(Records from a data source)
====================

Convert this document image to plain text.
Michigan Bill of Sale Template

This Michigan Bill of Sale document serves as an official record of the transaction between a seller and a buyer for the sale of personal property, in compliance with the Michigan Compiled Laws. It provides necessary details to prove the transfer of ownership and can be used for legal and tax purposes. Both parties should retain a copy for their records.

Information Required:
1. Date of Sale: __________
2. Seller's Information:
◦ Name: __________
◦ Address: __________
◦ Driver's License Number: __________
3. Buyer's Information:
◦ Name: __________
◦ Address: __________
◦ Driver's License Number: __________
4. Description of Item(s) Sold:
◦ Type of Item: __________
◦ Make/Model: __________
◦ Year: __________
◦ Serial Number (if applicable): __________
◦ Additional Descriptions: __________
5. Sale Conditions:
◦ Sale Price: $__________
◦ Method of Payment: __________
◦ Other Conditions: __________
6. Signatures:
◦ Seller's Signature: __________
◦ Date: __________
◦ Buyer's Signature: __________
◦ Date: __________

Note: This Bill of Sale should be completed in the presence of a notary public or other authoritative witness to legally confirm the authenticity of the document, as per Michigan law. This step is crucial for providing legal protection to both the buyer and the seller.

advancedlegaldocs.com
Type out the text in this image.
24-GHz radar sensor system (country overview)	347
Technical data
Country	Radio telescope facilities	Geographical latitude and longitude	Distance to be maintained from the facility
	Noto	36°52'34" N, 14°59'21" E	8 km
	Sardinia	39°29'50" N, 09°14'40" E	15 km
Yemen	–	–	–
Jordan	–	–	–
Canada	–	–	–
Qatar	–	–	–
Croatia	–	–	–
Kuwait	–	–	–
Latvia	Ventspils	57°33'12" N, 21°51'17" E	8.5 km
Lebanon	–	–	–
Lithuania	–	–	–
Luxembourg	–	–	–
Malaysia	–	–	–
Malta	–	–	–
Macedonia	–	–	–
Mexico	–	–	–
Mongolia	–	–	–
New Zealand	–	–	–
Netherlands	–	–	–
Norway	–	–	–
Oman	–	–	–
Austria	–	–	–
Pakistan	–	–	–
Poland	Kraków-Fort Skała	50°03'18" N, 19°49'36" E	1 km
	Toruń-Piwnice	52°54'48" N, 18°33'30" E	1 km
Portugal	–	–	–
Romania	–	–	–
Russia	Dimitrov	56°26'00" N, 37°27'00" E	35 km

====================

Display every line of the listing that contains the string "Type".

# [Result of the task]
◦ Type of Item: __________
Type out the text in this image.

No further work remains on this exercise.